Entries supplied>
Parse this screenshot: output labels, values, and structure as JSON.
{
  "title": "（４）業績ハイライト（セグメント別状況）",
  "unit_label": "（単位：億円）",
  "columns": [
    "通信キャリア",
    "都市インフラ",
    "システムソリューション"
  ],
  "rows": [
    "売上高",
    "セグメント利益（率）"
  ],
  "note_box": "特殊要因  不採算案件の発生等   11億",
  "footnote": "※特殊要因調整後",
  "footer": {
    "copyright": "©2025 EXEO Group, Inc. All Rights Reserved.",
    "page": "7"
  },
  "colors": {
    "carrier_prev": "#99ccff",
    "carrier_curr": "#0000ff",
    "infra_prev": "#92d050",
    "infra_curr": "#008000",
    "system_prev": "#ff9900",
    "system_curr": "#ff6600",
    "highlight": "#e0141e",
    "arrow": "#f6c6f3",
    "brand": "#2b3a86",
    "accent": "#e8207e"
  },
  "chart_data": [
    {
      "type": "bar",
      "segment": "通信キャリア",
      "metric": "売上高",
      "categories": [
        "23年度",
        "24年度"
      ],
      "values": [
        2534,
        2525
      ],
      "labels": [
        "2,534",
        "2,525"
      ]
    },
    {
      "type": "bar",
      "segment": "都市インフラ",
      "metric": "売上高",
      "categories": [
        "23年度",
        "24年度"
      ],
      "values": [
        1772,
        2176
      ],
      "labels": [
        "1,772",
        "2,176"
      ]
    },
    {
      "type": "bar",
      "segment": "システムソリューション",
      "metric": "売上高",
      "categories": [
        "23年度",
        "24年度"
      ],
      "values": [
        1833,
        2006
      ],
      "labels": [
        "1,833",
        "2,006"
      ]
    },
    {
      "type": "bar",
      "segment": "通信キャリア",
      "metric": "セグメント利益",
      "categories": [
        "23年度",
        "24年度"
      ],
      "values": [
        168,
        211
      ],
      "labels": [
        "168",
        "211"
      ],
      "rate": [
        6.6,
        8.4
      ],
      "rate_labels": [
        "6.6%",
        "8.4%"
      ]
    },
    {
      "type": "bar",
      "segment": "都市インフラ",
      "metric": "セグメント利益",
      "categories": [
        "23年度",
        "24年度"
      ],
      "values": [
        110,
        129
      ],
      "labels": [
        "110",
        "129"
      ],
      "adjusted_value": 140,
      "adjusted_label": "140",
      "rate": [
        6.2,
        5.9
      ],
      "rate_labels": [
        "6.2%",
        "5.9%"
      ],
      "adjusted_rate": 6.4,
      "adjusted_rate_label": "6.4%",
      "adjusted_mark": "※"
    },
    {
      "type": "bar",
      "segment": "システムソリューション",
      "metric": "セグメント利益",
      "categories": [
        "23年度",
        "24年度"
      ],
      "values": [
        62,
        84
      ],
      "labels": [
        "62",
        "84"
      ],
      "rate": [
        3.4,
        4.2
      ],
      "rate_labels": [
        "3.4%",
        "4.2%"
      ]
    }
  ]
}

Exercise aim> Transcribe each entry precisely, missing none.

Solution to this exercise>
Parse this screenshot: output labels, values, and structure as JSON.
{
  "title": "（４）業績ハイライト（セグメント別状況）",
  "unit_label": "（単位：億円）",
  "columns": [
    "通信キャリア",
    "都市インフラ",
    "システムソリューション"
  ],
  "rows": [
    "売上高",
    "セグメント利益（率）"
  ],
  "note_box": "特殊要因  不採算案件の発生等   11億",
  "footnote": "※特殊要因調整後",
  "footer": {
    "copyright": "©2025 EXEO Group, Inc. All Rights Reserved.",
    "page": "7"
  },
  "colors": {
    "carrier_prev": "#99ccff",
    "carrier_curr": "#0000ff",
    "infra_prev": "#92d050",
    "infra_curr": "#008000",
    "system_prev": "#ff9900",
    "system_curr": "#ff6600",
    "highlight": "#e0141e",
    "arrow": "#f6c6f3",
    "brand": "#2b3a86",
    "accent": "#e8207e"
  },
  "chart_data": [
    {
      "type": "bar",
      "segment": "通信キャリア",
      "metric": "売上高",
      "categories": [
        "23年度",
        "24年度"
      ],
      "values": [
        2534,
        2525
      ],
      "labels": [
        "2,534",
        "2,525"
      ]
    },
    {
      "type": "bar",
      "segment": "都市インフラ",
      "metric": "売上高",
      "categories": [
        "23年度",
        "24年度"
      ],
      "values": [
        1772,
        2176
      ],
      "labels": [
        "1,772",
        "2,176"
      ]
    },
    {
      "type": "bar",
      "segment": "システムソリューション",
      "metric": "売上高",
      "categories": [
        "23年度",
        "24年度"
      ],
      "values": [
        1833,
        2006
      ],
      "labels": [
        "1,833",
        "2,006"
      ]
    },
    {
      "type": "bar",
      "segment": "通信キャリア",
      "metric": "セグメント利益",
      "categories": [
        "23年度",
        "24年度"
      ],
      "values": [
        168,
        211
      ],
      "labels": [
        "168",
        "211"
      ],
      "rate": [
        6.6,
        8.4
      ],
      "rate_labels": [
        "6.6%",
        "8.4%"
      ]
    },
    {
      "type": "bar",
      "segment": "都市インフラ",
      "metric": "セグメント利益",
      "categories": [
        "23年度",
        "24年度"
      ],
      "values": [
        110,
        129
      ],
      "labels": [
        "110",
        "129"
      ],
      "adjusted_value": 140,
      "adjusted_label": "140",
      "rate": [
        6.2,
        5.9
      ],
      "rate_labels": [
        "6.2%",
        "5.9%"
      ],
      "adjusted_rate": 6.4,
      "adjusted_rate_label": "6.4%",
      "adjusted_mark": "※"
    },
    {
      "type": "bar",
      "segment": "システムソリューション",
      "metric": "セグメント利益",
      "categories": [
        "23年度",
        "24年度"
      ],
      "values": [
        62,
        84
      ],
      "labels": [
        "62",
        "84"
      ],
      "rate": [
        3.4,
        4.2
      ],
      "rate_labels": [
        "3.4%",
        "4.2%"
      ]
    }
  ]
}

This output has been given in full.